### Okuma parçası

MESS ve Türk Metal MİB’i Birleşik Metal-İş bürokrasisinin parçası olarak göstermeye de çalıştı, Kürt hareketiyle ilişkilendirip, “PKK’li” diye de tanımladı. Böylece Türk şovenizminin dümenine su taşıdılar. İhanet şebekesi Türk Metal patronu Pevrul Kavlak 10 Mayıs’ta katıldığı Bursa Olay TV’de canlı olarak yayınlanan programında öncü metal işçilerinin birleşme merkezi olan MİB’i açıkça “terörist” olarak yaftalayarak, metal işçilerini milliyetçilik silahıyla avlamaya çalışmıştı.

On binlerce metal işçisi ülkenin dört bir yanında sermaye ve işbirlikçi Türk Metal çetesinin karşısına dikildi. Bu ayaklanma karşısında MESS ve Türk Metal şirketinin etekleri tutuştu. Tam da bu nedenle sermaye devleti harekete geçti ve MİB’e yönelik operasyon düzenledi. Bastırılmak ve kırılmak istenen metal işçilerinin büyük mücadelesiydi.

######

__Alıştırma yönergeleri__:
[1] Metal işçileri konulu okuma parçasına göre şu ifadeler doğru mu? Her birine evet ya da hayır deyin ve karar veren sözleri parçadan aynen alıntılayın. (a) Pevrul Kavlak televizyon programına 10 Mayıs’ta katıldı. (b) Metal işçileri yalnızca Bursa’da sermayenin karşısına dikildi. (c) MİB’e yönelik operasyonu MESS düzenledi.
[2] Metal işçileri konulu okuma parçasının devamını yazın.

### Döküm

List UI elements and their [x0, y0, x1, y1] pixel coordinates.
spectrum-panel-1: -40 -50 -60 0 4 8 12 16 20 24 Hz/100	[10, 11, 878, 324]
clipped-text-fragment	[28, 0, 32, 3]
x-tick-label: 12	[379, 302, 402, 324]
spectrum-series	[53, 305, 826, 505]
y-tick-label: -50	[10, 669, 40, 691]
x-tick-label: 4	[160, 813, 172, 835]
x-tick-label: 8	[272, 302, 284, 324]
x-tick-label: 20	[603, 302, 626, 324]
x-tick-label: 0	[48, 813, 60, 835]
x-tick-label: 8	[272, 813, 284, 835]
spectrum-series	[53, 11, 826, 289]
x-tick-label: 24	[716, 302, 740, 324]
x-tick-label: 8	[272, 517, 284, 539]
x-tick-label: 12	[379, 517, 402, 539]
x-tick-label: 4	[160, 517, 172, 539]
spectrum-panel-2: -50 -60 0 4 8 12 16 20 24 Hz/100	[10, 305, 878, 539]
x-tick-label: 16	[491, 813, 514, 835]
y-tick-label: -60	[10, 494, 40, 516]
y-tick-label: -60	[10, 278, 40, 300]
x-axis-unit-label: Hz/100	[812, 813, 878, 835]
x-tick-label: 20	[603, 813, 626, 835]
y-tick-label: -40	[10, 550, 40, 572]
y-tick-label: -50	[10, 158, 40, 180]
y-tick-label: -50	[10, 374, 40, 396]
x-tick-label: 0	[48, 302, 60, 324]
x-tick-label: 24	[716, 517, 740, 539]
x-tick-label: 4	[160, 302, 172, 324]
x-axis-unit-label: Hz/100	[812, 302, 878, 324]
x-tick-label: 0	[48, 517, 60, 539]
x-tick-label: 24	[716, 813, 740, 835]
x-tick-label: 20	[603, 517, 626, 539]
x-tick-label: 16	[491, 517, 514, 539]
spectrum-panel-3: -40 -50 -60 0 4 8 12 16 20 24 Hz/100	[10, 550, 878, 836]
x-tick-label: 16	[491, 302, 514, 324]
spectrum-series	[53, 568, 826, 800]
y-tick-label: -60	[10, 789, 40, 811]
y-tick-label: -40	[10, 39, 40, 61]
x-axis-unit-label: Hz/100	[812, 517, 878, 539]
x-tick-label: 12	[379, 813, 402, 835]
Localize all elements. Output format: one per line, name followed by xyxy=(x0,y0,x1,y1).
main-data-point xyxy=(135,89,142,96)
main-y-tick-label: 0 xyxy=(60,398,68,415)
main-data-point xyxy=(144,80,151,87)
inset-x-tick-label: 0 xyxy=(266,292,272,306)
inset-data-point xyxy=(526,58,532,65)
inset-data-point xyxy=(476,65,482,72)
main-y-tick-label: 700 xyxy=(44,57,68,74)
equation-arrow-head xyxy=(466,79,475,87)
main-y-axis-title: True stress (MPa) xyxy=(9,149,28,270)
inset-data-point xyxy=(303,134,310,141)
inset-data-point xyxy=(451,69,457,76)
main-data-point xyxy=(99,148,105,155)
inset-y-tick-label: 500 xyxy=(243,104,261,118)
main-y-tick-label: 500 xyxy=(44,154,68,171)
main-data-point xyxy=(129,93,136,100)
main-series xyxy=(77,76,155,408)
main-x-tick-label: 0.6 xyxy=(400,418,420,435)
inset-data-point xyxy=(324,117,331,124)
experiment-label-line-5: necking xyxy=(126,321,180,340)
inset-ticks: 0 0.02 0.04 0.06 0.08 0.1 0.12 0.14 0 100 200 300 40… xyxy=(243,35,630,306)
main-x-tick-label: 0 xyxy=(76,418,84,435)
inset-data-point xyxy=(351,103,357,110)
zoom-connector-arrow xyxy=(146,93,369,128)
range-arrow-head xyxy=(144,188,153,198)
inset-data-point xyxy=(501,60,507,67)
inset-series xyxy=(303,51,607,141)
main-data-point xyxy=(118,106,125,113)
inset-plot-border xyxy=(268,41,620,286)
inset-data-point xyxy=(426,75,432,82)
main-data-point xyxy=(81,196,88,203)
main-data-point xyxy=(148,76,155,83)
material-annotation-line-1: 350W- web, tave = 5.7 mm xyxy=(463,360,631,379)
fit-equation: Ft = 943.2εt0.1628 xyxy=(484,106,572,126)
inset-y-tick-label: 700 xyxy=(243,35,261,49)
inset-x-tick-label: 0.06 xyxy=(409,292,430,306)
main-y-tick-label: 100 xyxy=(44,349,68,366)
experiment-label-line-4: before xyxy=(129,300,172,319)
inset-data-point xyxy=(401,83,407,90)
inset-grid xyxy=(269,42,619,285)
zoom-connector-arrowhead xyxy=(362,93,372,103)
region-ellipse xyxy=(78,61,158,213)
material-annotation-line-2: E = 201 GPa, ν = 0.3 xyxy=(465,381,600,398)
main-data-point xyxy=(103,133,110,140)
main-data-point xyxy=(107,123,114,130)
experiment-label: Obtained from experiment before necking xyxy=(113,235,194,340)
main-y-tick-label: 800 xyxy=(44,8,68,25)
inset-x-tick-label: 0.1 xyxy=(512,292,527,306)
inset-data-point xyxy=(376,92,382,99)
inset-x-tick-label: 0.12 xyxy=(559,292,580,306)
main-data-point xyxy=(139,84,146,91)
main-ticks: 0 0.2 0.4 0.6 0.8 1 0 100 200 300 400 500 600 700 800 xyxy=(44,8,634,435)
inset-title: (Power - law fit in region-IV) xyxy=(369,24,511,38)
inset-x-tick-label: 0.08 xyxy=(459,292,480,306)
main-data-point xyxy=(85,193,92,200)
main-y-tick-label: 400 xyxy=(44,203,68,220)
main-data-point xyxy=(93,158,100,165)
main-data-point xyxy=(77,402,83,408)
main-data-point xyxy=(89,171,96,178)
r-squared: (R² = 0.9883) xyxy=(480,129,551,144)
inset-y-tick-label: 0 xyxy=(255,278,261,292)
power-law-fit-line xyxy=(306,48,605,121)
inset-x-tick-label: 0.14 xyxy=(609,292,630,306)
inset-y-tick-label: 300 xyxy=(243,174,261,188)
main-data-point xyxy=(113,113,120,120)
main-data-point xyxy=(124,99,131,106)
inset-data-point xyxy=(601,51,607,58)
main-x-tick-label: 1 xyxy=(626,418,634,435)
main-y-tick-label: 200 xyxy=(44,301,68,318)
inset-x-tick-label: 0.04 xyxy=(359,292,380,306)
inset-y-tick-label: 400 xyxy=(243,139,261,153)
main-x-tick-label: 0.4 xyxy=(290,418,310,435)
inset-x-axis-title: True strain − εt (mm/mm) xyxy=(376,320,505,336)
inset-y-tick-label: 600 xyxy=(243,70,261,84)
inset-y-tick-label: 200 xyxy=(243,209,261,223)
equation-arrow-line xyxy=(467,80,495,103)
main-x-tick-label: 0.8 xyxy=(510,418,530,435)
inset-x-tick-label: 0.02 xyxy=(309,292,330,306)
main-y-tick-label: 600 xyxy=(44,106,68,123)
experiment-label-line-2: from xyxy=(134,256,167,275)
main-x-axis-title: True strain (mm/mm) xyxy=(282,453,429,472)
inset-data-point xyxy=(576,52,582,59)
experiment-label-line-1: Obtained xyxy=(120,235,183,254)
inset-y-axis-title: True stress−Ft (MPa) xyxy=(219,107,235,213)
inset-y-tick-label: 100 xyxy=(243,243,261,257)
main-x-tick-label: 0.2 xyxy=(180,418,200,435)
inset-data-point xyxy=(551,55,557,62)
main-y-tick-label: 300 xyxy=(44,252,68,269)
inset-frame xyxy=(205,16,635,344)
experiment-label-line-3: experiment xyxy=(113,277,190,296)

######

__Alıştırma yanıtları__:
[1]
(a) Evet: “10 Mayıs’ta katıldığı Bursa Olay TV’de canlı olarak yayınlanan programında”
(b) Hayır: “On binlerce metal işçisi ülkenin dört bir yanında sermaye ve işbirlikçi Türk Metal çetesinin karşısına dikildi.”
(c) Hayır: “sermaye devleti harekete geçti ve MİB’e yönelik operasyon düzenledi”

[2]
Anadolu Ajansı tarafından servis edilen haberde, “istihbarı çalışmalar sonucu, 15 Mayıs’tan itibaren 4 ayrı fabrikada iş bırakılması eylemlerinin, şehrin dışından gelen kişiler tarafından yönlendirildiği” iddia edildi. MİB çalışanlarının gözaltına alınması İşçileri eyleme teşvik etmek suretiyle üretimin durdurulması ve iş yerlerinin tahliye edilmemesi, oluşan toplumsal kaos ortamından istifadeyle örgütsel tabanlarını genişletme amacı taşıdıkları” yönündeki komplocu iddialarla gerekçelendirildi. Aynı açıklamada on binlerce metal işçisinin fabrikalarda üretimi durdurarak ortaya koydukları direniş hedef alındı. Şüphelilerin eylemlerini, sosyal paylaşım ağı üzerinde kurdukları Metal İşçileri Birliği (MİB) isimli grup ile Kızılbayrak adlı dergi üzerinden yaptıkları yayınlar ve oluşturdukları Fabrikalar Arası Kurul (FAK) toplantılarında alınan kararlarla gerçekleştirdikleri” öne sürülerek metal fırtınasını yaratan işçilerin milliyetçilik duyguları şaha kaldırılmak istendi.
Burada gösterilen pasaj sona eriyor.